* **WRITTEN TASK**
Rewrite every line from the start of the rows through the line with "repost-icon bbox=[272, 129, 308, 163]", inclusive, as a JSON list of strings, one string per line. Skip blank lines.
◇ ◇ ◇ ◇
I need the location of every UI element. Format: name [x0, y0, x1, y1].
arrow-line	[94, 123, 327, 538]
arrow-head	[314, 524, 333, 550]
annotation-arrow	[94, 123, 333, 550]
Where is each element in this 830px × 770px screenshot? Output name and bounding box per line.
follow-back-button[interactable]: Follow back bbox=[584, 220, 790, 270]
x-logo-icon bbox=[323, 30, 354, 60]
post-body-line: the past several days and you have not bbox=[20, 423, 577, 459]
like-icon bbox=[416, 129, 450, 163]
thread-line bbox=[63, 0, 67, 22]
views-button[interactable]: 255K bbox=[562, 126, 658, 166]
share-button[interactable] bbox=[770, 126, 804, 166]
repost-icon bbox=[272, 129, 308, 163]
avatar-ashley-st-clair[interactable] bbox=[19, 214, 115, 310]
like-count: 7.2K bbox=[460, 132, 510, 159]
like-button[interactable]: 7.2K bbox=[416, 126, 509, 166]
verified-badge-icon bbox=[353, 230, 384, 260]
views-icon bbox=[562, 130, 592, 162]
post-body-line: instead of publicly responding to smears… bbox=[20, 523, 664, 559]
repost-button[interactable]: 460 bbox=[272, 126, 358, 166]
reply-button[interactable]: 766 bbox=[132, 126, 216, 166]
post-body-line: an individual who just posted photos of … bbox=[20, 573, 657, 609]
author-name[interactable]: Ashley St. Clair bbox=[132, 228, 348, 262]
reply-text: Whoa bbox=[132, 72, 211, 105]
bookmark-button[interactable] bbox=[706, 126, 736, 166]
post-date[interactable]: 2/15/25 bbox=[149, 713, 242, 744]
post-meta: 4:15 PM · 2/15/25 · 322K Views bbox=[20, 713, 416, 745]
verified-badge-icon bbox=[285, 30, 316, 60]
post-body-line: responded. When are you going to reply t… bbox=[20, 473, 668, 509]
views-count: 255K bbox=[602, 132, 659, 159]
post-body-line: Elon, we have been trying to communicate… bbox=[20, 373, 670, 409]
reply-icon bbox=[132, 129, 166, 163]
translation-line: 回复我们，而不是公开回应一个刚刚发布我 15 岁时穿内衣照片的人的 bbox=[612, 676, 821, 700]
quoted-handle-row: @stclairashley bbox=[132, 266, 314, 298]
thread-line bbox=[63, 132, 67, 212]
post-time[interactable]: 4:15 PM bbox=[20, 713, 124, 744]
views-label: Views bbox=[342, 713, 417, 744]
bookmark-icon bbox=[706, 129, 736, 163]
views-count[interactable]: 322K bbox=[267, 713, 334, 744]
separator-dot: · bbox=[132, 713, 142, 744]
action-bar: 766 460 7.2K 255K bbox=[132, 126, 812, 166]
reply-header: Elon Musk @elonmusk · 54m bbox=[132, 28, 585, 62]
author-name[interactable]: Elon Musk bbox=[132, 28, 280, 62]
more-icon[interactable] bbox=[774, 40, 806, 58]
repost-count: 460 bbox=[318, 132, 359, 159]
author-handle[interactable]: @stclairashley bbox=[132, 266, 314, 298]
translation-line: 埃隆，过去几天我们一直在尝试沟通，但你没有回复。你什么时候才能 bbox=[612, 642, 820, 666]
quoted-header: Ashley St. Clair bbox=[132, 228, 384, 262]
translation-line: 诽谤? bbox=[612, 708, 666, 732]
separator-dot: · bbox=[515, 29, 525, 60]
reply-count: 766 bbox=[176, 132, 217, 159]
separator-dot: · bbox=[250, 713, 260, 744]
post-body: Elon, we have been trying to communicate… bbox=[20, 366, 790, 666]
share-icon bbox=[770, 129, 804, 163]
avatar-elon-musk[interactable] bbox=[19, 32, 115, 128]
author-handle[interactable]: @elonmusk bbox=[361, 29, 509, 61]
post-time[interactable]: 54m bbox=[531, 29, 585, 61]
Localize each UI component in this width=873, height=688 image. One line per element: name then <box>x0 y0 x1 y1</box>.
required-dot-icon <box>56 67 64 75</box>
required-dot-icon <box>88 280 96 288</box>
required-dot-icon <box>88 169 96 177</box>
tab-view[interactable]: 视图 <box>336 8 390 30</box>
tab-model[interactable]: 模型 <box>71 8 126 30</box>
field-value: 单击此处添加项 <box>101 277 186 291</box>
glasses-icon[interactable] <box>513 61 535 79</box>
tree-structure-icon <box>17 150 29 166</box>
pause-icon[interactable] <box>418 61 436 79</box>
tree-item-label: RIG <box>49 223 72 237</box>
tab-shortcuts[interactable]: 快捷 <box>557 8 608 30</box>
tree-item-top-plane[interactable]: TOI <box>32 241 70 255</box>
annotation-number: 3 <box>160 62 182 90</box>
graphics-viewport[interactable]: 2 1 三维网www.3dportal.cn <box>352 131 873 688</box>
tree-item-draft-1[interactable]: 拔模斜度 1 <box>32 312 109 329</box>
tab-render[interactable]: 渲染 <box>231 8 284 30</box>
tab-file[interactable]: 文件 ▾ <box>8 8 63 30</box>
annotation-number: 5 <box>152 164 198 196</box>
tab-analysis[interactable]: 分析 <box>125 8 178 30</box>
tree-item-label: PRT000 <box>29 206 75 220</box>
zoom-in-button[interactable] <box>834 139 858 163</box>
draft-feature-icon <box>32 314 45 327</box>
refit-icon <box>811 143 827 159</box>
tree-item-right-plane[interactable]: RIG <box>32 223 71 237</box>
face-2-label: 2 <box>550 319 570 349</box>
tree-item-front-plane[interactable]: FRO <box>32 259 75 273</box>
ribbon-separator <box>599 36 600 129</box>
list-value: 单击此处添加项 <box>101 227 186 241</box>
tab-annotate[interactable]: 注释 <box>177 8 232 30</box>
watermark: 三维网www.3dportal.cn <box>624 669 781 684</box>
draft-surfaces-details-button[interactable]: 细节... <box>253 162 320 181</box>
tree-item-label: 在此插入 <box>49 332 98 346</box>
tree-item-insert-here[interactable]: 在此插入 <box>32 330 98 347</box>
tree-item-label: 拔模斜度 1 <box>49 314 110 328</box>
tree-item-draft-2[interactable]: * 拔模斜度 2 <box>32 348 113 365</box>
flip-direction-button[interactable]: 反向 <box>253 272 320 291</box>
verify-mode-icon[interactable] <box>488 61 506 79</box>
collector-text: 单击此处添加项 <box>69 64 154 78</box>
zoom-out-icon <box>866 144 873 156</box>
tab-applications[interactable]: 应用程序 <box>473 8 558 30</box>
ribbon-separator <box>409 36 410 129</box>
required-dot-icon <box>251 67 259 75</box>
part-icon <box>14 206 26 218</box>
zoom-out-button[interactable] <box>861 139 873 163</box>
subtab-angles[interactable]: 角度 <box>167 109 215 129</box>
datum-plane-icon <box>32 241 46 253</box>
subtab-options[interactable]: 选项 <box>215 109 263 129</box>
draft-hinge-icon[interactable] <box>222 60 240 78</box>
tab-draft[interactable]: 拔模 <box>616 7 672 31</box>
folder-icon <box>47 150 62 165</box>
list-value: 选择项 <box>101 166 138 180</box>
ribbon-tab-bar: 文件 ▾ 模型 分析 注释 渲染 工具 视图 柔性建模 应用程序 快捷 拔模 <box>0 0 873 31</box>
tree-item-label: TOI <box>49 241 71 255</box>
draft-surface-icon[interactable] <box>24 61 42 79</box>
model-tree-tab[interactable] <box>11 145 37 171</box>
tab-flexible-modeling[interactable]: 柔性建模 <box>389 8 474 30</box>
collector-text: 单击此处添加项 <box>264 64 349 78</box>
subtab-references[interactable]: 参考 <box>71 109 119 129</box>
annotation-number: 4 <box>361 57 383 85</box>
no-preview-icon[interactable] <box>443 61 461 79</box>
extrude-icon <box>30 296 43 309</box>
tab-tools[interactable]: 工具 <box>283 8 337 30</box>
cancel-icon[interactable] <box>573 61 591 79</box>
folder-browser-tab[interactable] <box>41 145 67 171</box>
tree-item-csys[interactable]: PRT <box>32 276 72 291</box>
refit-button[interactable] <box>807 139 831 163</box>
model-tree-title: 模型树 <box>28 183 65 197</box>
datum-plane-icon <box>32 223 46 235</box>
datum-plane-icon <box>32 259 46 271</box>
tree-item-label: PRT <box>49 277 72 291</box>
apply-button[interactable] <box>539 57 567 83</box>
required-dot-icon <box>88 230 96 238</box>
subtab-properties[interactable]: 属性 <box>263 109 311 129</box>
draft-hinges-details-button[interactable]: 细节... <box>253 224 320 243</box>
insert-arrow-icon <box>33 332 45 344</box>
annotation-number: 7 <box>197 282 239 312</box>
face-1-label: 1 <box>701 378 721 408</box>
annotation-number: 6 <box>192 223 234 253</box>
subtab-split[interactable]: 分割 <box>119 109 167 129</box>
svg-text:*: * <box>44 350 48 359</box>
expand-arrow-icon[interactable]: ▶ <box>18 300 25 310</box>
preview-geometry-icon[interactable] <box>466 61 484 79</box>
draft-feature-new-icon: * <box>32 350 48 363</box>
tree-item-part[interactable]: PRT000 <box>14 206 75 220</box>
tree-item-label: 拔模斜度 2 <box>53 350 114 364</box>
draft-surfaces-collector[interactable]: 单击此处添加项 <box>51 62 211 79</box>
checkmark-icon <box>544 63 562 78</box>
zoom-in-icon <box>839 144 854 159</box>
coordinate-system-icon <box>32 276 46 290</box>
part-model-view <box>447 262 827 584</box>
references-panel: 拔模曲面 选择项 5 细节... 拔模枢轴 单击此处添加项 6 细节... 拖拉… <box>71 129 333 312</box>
◇ ◇ ◇ ◇
* **RESULT OF THE TASK**
[
  "I need the location of every UI element. Format: name [x0, y0, x1, y1].",
  "arrow-line\t[94, 123, 327, 538]",
  "arrow-head\t[314, 524, 333, 550]",
  "annotation-arrow\t[94, 123, 333, 550]",
  "Where is each element in this 830px × 770px screenshot? Output name and bounding box per line.",
  "follow-back-button[interactable]: Follow back bbox=[584, 220, 790, 270]",
  "x-logo-icon bbox=[323, 30, 354, 60]",
  "post-body-line: the past several days and you have not bbox=[20, 423, 577, 459]",
  "like-icon bbox=[416, 129, 450, 163]",
  "thread-line bbox=[63, 0, 67, 22]",
  "views-button[interactable]: 255K bbox=[562, 126, 658, 166]",
  "share-button[interactable] bbox=[770, 126, 804, 166]",
  "repost-icon bbox=[272, 129, 308, 163]"
]